Rows from a figure dataset
--*--

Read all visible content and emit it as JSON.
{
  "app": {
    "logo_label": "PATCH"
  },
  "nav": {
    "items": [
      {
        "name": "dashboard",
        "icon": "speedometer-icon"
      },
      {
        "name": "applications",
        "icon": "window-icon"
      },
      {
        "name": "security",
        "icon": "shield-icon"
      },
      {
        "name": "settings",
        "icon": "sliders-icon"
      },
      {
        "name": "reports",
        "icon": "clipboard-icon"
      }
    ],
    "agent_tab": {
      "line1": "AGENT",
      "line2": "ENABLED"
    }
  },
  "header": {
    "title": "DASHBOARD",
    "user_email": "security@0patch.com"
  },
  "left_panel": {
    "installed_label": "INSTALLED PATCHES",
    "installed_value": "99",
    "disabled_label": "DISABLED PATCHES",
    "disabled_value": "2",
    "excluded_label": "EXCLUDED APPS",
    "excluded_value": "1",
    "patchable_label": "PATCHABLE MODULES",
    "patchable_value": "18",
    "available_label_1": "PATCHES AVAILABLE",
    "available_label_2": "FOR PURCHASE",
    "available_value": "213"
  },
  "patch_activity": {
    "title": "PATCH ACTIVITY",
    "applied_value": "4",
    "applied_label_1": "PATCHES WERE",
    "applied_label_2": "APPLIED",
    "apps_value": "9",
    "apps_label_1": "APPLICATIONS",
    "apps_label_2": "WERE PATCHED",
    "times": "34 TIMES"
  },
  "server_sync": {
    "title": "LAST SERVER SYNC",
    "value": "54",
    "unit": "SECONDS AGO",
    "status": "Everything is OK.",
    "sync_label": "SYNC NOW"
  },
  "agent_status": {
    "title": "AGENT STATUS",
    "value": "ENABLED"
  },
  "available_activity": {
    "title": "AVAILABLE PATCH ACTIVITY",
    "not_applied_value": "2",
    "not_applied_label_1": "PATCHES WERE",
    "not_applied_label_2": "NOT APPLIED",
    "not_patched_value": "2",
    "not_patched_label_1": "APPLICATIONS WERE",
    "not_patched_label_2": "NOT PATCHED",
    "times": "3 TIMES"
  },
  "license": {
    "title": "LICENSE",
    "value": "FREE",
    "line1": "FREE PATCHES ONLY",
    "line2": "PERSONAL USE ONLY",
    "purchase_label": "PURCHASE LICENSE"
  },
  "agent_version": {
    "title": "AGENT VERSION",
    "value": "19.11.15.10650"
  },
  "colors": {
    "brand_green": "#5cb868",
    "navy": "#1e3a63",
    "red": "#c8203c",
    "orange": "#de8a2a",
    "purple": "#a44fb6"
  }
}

--*--

# WHAT IS NEEDED:
Produce an exact copy of the whole listing.

# SOLUTION TO THE PROBLEM:
Read all visible content and emit it as JSON.
{
  "app": {
    "logo_label": "PATCH"
  },
  "nav": {
    "items": [
      {
        "name": "dashboard",
        "icon": "speedometer-icon"
      },
      {
        "name": "applications",
        "icon": "window-icon"
      },
      {
        "name": "security",
        "icon": "shield-icon"
      },
      {
        "name": "settings",
        "icon": "sliders-icon"
      },
      {
        "name": "reports",
        "icon": "clipboard-icon"
      }
    ],
    "agent_tab": {
      "line1": "AGENT",
      "line2": "ENABLED"
    }
  },
  "header": {
    "title": "DASHBOARD",
    "user_email": "security@0patch.com"
  },
  "left_panel": {
    "installed_label": "INSTALLED PATCHES",
    "installed_value": "99",
    "disabled_label": "DISABLED PATCHES",
    "disabled_value": "2",
    "excluded_label": "EXCLUDED APPS",
    "excluded_value": "1",
    "patchable_label": "PATCHABLE MODULES",
    "patchable_value": "18",
    "available_label_1": "PATCHES AVAILABLE",
    "available_label_2": "FOR PURCHASE",
    "available_value": "213"
  },
  "patch_activity": {
    "title": "PATCH ACTIVITY",
    "applied_value": "4",
    "applied_label_1": "PATCHES WERE",
    "applied_label_2": "APPLIED",
    "apps_value": "9",
    "apps_label_1": "APPLICATIONS",
    "apps_label_2": "WERE PATCHED",
    "times": "34 TIMES"
  },
  "server_sync": {
    "title": "LAST SERVER SYNC",
    "value": "54",
    "unit": "SECONDS AGO",
    "status": "Everything is OK.",
    "sync_label": "SYNC NOW"
  },
  "agent_status": {
    "title": "AGENT STATUS",
    "value": "ENABLED"
  },
  "available_activity": {
    "title": "AVAILABLE PATCH ACTIVITY",
    "not_applied_value": "2",
    "not_applied_label_1": "PATCHES WERE",
    "not_applied_label_2": "NOT APPLIED",
    "not_patched_value": "2",
    "not_patched_label_1": "APPLICATIONS WERE",
    "not_patched_label_2": "NOT PATCHED",
    "times": "3 TIMES"
  },
  "license": {
    "title": "LICENSE",
    "value": "FREE",
    "line1": "FREE PATCHES ONLY",
    "line2": "PERSONAL USE ONLY",
    "purchase_label": "PURCHASE LICENSE"
  },
  "agent_version": {
    "title": "AGENT VERSION",
    "value": "19.11.15.10650"
  },
  "colors": {
    "brand_green": "#5cb868",
    "navy": "#1e3a63",
    "red": "#c8203c",
    "orange": "#de8a2a",
    "purple": "#a44fb6"
  }
}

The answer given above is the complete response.